Exercise: Copy all the material that follows, keeping every character the same.

─── Material to process ───

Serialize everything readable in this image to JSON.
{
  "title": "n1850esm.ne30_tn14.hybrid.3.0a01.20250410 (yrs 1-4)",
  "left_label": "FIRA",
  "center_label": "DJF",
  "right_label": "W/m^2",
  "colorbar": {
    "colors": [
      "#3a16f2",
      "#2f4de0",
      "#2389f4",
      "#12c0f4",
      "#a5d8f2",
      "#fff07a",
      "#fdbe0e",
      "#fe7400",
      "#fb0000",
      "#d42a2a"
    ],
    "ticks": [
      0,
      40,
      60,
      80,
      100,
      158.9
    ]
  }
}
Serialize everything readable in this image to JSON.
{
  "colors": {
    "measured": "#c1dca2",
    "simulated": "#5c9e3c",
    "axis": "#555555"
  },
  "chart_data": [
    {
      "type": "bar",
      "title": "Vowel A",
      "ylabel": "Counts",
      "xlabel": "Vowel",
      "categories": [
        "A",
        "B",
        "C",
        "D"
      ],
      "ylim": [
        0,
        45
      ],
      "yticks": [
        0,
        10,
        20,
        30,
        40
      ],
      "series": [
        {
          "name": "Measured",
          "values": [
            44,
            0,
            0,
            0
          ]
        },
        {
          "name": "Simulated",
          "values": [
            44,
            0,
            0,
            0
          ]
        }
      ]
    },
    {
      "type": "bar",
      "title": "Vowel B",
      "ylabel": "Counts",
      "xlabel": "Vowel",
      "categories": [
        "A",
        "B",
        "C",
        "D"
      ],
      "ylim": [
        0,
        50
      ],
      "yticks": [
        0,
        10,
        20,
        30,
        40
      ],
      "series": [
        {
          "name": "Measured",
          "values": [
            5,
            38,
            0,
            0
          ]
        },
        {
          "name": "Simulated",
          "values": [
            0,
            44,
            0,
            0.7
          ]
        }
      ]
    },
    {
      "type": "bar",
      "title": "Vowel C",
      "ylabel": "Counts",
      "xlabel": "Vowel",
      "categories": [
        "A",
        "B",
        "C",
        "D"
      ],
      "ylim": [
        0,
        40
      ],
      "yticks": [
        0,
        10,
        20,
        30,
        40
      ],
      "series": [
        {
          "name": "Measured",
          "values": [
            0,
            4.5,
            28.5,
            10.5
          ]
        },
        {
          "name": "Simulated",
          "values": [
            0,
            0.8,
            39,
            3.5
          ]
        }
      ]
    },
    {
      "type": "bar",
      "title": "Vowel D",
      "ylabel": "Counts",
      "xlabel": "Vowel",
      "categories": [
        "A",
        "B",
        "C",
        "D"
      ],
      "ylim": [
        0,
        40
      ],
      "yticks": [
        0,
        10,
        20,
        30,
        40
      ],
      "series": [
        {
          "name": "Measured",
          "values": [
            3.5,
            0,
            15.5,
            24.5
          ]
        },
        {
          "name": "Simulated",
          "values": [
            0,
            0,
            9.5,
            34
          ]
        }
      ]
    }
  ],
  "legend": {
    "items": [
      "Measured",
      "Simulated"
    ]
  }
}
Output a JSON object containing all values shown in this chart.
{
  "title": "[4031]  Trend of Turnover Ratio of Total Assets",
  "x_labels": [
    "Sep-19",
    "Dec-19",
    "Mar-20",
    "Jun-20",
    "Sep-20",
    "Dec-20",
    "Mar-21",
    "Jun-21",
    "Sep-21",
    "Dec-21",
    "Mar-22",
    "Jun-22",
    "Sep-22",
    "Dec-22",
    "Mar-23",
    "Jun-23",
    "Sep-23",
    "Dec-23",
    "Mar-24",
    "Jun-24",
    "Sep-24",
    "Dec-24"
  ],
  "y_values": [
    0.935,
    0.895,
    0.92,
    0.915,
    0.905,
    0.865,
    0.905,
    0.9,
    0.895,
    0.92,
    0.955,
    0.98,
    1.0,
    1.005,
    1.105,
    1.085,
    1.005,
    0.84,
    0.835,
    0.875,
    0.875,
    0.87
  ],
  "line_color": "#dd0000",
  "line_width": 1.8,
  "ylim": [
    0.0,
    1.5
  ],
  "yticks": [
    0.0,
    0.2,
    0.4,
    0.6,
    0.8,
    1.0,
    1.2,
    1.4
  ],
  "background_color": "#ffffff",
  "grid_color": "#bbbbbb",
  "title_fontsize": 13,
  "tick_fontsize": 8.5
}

───

Correct response:
Serialize everything readable in this image to JSON.
{
  "title": "n1850esm.ne30_tn14.hybrid.3.0a01.20250410 (yrs 1-4)",
  "left_label": "FIRA",
  "center_label": "DJF",
  "right_label": "W/m^2",
  "colorbar": {
    "colors": [
      "#3a16f2",
      "#2f4de0",
      "#2389f4",
      "#12c0f4",
      "#a5d8f2",
      "#fff07a",
      "#fdbe0e",
      "#fe7400",
      "#fb0000",
      "#d42a2a"
    ],
    "ticks": [
      0,
      40,
      60,
      80,
      100,
      158.9
    ]
  }
}
Serialize everything readable in this image to JSON.
{
  "colors": {
    "measured": "#c1dca2",
    "simulated": "#5c9e3c",
    "axis": "#555555"
  },
  "chart_data": [
    {
      "type": "bar",
      "title": "Vowel A",
      "ylabel": "Counts",
      "xlabel": "Vowel",
      "categories": [
        "A",
        "B",
        "C",
        "D"
      ],
      "ylim": [
        0,
        45
      ],
      "yticks": [
        0,
        10,
        20,
        30,
        40
      ],
      "series": [
        {
          "name": "Measured",
          "values": [
            44,
            0,
            0,
            0
          ]
        },
        {
          "name": "Simulated",
          "values": [
            44,
            0,
            0,
            0
          ]
        }
      ]
    },
    {
      "type": "bar",
      "title": "Vowel B",
      "ylabel": "Counts",
      "xlabel": "Vowel",
      "categories": [
        "A",
        "B",
        "C",
        "D"
      ],
      "ylim": [
        0,
        50
      ],
      "yticks": [
        0,
        10,
        20,
        30,
        40
      ],
      "series": [
        {
          "name": "Measured",
          "values": [
            5,
            38,
            0,
            0
          ]
        },
        {
          "name": "Simulated",
          "values": [
            0,
            44,
            0,
            0.7
          ]
        }
      ]
    },
    {
      "type": "bar",
      "title": "Vowel C",
      "ylabel": "Counts",
      "xlabel": "Vowel",
      "categories": [
        "A",
        "B",
        "C",
        "D"
      ],
      "ylim": [
        0,
        40
      ],
      "yticks": [
        0,
        10,
        20,
        30,
        40
      ],
      "series": [
        {
          "name": "Measured",
          "values": [
            0,
            4.5,
            28.5,
            10.5
          ]
        },
        {
          "name": "Simulated",
          "values": [
            0,
            0.8,
            39,
            3.5
          ]
        }
      ]
    },
    {
      "type": "bar",
      "title": "Vowel D",
      "ylabel": "Counts",
      "xlabel": "Vowel",
      "categories": [
        "A",
        "B",
        "C",
        "D"
      ],
      "ylim": [
        0,
        40
      ],
      "yticks": [
        0,
        10,
        20,
        30,
        40
      ],
      "series": [
        {
          "name": "Measured",
          "values": [
            3.5,
            0,
            15.5,
            24.5
          ]
        },
        {
          "name": "Simulated",
          "values": [
            0,
            0,
            9.5,
            34
          ]
        }
      ]
    }
  ],
  "legend": {
    "items": [
      "Measured",
      "Simulated"
    ]
  }
}
Output a JSON object containing all values shown in this chart.
{
  "title": "[4031]  Trend of Turnover Ratio of Total Assets",
  "x_labels": [
    "Sep-19",
    "Dec-19",
    "Mar-20",
    "Jun-20",
    "Sep-20",
    "Dec-20",
    "Mar-21",
    "Jun-21",
    "Sep-21",
    "Dec-21",
    "Mar-22",
    "Jun-22",
    "Sep-22",
    "Dec-22",
    "Mar-23",
    "Jun-23",
    "Sep-23",
    "Dec-23",
    "Mar-24",
    "Jun-24",
    "Sep-24",
    "Dec-24"
  ],
  "y_values": [
    0.935,
    0.895,
    0.92,
    0.915,
    0.905,
    0.865,
    0.905,
    0.9,
    0.895,
    0.92,
    0.955,
    0.98,
    1.0,
    1.005,
    1.105,
    1.085,
    1.005,
    0.84,
    0.835,
    0.875,
    0.875,
    0.87
  ],
  "line_color": "#dd0000",
  "line_width": 1.8,
  "ylim": [
    0.0,
    1.5
  ],
  "yticks": [
    0.0,
    0.2,
    0.4,
    0.6,
    0.8,
    1.0,
    1.2,
    1.4
  ],
  "background_color": "#ffffff",
  "grid_color": "#bbbbbb",
  "title_fontsize": 13,
  "tick_fontsize": 8.5
}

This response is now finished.